## START Excerpted records
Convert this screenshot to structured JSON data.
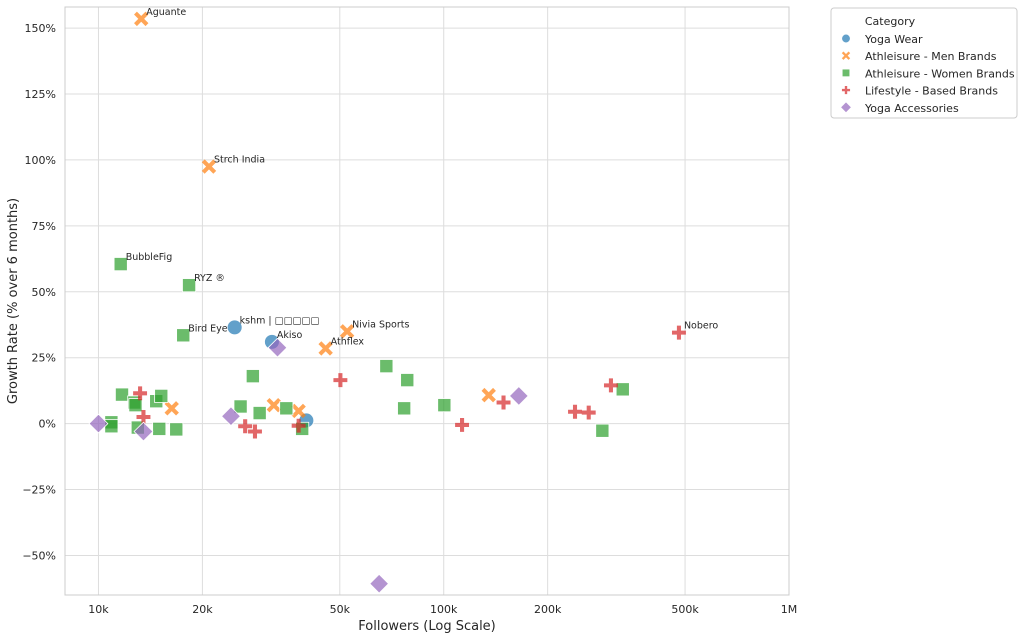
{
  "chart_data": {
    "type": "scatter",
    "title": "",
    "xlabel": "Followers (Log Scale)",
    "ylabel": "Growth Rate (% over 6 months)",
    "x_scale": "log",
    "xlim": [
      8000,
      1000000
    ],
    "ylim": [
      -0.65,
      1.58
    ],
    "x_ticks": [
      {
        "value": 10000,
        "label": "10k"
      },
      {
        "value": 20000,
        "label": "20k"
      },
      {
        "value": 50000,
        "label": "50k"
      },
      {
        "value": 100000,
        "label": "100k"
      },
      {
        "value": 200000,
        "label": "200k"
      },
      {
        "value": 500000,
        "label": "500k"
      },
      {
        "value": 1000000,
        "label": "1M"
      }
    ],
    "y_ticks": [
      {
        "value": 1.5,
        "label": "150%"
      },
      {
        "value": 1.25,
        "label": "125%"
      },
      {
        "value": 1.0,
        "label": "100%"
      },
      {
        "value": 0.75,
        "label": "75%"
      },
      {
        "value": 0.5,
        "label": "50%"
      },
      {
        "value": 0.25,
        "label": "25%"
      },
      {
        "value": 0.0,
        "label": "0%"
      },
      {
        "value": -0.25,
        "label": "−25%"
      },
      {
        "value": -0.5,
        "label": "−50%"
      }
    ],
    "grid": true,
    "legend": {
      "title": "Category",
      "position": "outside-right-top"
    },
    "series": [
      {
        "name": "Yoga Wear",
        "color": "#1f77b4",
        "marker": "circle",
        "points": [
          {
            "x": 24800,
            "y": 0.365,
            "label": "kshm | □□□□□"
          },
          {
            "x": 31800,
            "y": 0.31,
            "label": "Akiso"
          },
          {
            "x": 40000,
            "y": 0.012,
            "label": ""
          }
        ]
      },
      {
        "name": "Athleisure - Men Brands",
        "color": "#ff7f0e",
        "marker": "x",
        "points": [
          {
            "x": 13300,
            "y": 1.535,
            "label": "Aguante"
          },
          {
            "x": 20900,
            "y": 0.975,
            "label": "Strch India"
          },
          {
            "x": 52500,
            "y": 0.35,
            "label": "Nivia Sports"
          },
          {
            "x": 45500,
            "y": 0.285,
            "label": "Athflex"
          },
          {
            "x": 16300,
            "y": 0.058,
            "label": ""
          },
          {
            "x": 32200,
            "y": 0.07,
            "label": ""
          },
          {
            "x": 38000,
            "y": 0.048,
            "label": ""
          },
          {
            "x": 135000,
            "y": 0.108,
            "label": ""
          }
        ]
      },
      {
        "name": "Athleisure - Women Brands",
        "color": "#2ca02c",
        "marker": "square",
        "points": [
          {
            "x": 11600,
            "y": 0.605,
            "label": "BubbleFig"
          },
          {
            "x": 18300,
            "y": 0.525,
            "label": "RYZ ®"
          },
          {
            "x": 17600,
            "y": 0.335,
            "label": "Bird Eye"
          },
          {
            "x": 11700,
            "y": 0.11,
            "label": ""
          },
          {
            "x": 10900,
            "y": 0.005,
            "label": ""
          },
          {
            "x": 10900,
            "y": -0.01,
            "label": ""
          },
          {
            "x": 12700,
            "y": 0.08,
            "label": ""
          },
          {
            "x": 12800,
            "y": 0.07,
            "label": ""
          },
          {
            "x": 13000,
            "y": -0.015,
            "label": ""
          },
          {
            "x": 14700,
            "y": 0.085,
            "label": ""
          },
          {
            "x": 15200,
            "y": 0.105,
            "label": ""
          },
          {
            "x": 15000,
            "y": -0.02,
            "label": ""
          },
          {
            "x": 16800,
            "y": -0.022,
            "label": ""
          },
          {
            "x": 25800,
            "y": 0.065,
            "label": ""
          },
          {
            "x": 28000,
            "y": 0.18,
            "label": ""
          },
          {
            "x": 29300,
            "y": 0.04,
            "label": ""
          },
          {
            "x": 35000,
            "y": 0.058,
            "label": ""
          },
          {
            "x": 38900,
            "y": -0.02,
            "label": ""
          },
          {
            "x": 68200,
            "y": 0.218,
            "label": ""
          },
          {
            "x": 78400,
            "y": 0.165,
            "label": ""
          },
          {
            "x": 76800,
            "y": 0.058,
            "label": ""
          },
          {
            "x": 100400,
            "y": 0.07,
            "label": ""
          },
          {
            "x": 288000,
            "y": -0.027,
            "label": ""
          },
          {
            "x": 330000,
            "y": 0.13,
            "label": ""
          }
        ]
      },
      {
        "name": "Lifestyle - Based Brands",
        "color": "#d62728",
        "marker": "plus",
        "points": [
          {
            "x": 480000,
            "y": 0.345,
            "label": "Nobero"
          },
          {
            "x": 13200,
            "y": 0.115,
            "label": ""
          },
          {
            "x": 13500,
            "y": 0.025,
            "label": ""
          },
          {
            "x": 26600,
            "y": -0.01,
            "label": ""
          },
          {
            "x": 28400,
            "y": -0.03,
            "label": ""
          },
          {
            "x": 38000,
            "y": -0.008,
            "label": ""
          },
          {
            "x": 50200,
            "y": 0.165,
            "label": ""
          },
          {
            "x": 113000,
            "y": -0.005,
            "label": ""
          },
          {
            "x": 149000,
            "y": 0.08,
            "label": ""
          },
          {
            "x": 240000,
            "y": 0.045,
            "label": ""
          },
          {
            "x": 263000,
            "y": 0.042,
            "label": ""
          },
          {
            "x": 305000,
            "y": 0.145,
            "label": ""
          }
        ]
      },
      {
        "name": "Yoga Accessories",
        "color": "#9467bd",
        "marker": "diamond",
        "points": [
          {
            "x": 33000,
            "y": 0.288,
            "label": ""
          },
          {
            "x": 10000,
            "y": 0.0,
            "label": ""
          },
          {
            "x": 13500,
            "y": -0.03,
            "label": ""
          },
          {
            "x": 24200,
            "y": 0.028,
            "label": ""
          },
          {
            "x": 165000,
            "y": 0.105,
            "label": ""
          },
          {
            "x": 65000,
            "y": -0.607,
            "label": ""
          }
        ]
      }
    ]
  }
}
## END Excerpted records
## START Excerpted records
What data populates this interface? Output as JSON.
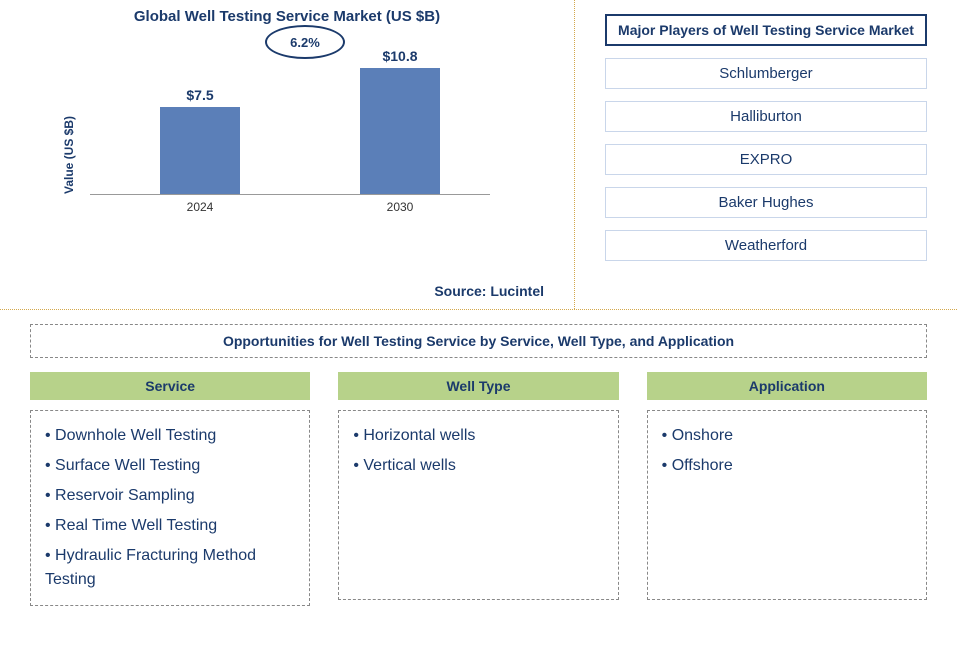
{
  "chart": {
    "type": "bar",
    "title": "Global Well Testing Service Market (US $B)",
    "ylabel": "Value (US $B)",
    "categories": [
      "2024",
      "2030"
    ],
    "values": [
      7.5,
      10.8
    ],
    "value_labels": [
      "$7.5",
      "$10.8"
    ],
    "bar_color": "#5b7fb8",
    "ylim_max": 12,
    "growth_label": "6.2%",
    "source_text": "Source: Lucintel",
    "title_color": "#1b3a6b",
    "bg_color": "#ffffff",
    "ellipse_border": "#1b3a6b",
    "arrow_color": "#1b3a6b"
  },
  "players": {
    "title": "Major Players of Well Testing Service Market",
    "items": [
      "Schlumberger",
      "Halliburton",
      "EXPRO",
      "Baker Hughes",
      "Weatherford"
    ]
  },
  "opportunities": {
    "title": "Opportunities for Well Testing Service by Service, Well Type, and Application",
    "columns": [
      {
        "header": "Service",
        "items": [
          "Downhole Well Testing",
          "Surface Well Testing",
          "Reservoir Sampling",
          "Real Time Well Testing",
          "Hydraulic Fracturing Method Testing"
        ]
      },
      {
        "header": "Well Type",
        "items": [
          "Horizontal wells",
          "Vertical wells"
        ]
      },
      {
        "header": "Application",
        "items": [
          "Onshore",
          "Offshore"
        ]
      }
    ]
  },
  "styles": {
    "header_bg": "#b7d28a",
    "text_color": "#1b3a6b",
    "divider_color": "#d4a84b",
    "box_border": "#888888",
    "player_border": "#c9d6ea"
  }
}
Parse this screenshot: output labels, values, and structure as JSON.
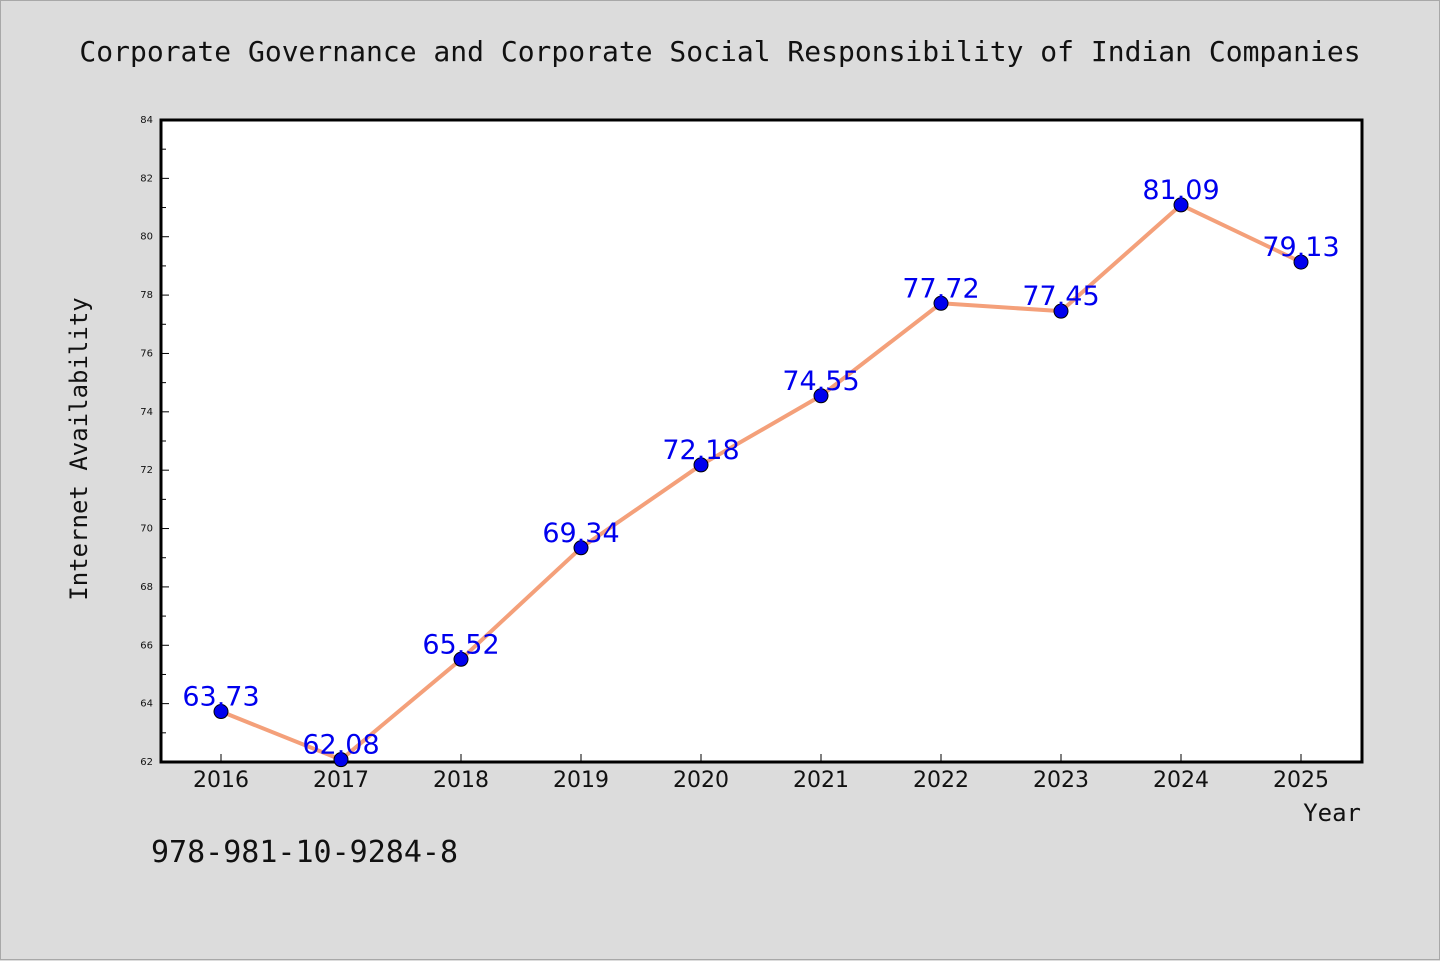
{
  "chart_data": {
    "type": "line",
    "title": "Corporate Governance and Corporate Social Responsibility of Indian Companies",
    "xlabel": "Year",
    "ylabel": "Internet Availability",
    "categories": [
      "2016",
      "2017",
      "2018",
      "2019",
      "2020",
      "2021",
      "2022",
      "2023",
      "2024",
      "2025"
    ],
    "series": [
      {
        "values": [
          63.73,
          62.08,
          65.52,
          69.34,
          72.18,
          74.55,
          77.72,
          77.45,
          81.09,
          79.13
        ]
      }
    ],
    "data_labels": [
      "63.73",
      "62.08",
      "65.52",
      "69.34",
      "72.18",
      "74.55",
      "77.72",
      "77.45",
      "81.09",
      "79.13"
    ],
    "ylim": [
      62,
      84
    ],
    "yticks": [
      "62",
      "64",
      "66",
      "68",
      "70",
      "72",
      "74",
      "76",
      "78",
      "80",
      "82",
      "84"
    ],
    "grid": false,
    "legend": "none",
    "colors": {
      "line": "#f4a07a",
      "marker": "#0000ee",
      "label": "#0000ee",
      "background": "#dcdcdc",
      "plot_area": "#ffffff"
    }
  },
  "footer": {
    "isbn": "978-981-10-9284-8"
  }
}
## END Excerpted records
## START Excerpted records
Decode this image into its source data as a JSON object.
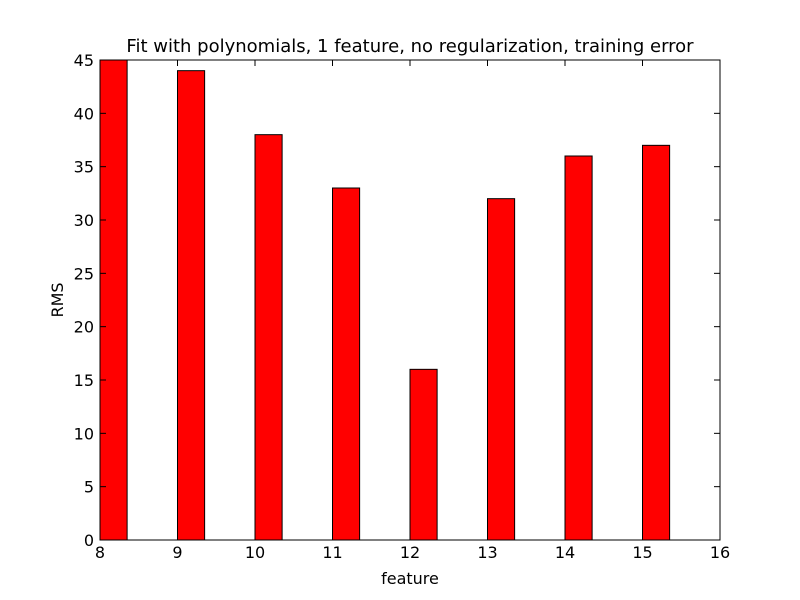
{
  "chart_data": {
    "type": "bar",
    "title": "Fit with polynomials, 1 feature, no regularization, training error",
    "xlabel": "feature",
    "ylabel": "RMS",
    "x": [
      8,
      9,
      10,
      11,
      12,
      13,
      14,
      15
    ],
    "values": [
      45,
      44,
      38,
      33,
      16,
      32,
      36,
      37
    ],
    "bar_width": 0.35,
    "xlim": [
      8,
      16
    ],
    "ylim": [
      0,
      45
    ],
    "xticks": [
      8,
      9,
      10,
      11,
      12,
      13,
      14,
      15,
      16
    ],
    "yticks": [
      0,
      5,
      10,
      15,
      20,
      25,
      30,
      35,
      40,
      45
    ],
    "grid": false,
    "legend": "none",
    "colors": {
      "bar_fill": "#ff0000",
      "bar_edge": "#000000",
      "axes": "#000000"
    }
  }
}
## END Excerpted records
#### What you are asked to do
List every line above that holds the word "ylabel".

#### The result
    "ylabel": "Growth Rate (% over 6 months)",
    "ylabel": "Value (US $B)",
    "ylabel": "Internet Availability",
    "ylabel": "RMS",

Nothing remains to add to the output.